***** Entries provided

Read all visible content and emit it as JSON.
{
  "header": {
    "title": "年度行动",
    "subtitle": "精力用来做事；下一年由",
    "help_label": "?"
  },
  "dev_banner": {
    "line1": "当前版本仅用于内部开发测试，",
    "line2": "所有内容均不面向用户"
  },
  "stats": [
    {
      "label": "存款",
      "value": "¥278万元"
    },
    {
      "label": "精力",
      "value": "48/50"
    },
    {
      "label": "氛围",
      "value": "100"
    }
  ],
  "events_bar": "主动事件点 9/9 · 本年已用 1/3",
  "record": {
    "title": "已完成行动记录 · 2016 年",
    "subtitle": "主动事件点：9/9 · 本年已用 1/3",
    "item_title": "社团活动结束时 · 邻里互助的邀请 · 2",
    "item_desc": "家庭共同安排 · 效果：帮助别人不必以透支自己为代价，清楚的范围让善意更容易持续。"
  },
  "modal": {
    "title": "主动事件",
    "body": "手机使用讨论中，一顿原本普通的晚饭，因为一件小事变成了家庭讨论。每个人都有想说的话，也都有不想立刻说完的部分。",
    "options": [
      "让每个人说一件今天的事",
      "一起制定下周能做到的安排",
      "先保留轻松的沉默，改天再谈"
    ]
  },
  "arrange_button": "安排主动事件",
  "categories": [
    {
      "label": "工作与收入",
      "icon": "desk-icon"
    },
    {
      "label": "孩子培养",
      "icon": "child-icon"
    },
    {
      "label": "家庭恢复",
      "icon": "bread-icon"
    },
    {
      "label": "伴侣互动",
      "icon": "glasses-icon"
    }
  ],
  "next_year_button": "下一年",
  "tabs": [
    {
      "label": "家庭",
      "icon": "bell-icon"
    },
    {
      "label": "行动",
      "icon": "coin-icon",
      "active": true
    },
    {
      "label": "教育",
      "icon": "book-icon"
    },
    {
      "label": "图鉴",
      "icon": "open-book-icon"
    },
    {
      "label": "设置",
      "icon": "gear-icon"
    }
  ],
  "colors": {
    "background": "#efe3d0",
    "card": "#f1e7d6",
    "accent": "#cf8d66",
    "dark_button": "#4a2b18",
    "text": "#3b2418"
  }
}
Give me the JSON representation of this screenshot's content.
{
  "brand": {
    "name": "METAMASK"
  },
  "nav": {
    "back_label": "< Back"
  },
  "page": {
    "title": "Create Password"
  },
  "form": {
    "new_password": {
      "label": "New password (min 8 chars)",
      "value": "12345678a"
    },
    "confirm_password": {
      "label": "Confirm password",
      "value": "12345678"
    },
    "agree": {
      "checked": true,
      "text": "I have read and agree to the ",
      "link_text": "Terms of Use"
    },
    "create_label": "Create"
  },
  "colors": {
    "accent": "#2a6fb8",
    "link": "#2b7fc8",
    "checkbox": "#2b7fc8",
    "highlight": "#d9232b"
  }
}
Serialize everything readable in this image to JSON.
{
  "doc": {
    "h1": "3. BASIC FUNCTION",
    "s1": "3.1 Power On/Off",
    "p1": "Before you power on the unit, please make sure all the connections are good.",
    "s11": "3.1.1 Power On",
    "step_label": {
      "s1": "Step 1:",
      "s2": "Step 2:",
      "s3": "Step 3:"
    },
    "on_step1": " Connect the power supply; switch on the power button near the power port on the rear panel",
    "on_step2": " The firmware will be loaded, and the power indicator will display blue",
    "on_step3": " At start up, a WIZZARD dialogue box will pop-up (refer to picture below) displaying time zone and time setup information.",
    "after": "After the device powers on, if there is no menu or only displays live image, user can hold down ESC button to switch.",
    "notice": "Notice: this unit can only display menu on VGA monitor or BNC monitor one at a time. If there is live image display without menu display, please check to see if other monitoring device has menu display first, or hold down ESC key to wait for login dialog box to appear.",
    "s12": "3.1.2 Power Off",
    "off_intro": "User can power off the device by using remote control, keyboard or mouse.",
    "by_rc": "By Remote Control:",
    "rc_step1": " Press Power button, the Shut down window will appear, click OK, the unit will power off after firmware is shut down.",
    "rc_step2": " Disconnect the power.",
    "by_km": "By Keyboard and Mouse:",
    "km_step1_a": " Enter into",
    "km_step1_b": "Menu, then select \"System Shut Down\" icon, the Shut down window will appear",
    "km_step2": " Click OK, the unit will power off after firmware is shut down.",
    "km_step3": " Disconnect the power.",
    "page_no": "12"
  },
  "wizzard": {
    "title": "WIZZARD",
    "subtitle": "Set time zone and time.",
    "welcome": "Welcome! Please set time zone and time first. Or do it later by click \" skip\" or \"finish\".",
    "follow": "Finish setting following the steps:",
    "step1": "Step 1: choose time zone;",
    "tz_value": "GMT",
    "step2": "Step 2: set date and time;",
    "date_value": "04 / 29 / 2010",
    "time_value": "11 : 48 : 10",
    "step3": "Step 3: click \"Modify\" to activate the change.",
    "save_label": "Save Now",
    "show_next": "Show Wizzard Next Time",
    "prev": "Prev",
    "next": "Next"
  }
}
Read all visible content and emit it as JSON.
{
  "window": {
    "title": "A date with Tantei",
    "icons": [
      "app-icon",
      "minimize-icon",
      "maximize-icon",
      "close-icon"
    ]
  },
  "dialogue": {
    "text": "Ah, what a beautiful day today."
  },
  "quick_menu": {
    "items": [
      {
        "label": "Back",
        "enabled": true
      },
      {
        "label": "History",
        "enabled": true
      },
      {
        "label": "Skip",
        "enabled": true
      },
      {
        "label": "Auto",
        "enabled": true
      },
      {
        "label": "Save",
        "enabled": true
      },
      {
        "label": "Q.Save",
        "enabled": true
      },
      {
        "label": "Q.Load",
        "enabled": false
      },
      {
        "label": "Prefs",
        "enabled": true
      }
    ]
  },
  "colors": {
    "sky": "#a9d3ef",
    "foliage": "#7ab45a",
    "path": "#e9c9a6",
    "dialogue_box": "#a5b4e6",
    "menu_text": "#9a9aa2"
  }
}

**********

Exercise: Pick out each line containing the string "after" and copy it.

Result of this task:
    "after": "After the device powers on, if there is no menu or only displays live image, user can hold down ESC button to switch.",
    "rc_step1": " Press Power button, the Shut down window will appear, click OK, the unit will power off after firmware is shut down.",
    "km_step2": " Click OK, the unit will power off after firmware is shut down.",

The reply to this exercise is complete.